• TASK GOAL: List each line of the data that holds the string "Deutsch".
======== EXTRACTED INFORMATION
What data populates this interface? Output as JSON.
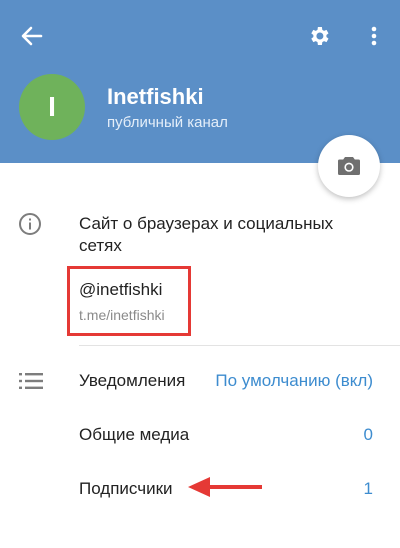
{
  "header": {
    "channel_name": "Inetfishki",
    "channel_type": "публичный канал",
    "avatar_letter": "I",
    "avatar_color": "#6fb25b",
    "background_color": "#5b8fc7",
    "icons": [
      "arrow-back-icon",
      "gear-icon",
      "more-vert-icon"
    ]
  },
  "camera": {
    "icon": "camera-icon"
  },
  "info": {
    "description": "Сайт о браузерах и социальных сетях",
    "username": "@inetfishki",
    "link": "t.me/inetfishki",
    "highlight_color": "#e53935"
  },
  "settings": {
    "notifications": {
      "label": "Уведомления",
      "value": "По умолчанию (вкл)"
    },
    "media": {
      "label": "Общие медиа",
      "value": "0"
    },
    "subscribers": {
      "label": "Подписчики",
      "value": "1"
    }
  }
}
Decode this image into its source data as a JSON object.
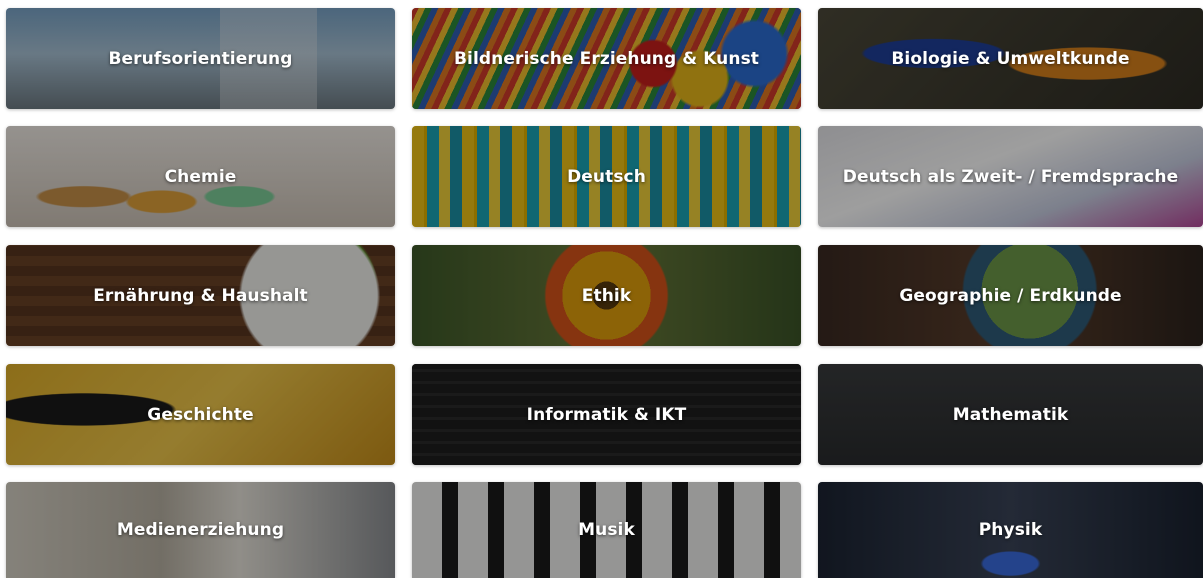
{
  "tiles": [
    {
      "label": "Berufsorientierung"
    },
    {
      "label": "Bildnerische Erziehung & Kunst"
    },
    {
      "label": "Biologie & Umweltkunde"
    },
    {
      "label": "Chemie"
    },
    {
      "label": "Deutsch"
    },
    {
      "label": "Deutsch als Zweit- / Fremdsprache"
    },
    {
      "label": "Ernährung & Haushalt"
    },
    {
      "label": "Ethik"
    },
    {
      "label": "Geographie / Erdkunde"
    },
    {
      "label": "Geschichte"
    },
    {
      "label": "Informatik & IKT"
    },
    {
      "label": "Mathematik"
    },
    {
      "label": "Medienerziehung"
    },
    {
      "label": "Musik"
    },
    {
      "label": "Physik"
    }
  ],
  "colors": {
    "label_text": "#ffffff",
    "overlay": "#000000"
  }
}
================
• EXPECTED ANSWER:
      "label": "Deutsch"
      "label": "Deutsch als Zweit- / Fremdsprache"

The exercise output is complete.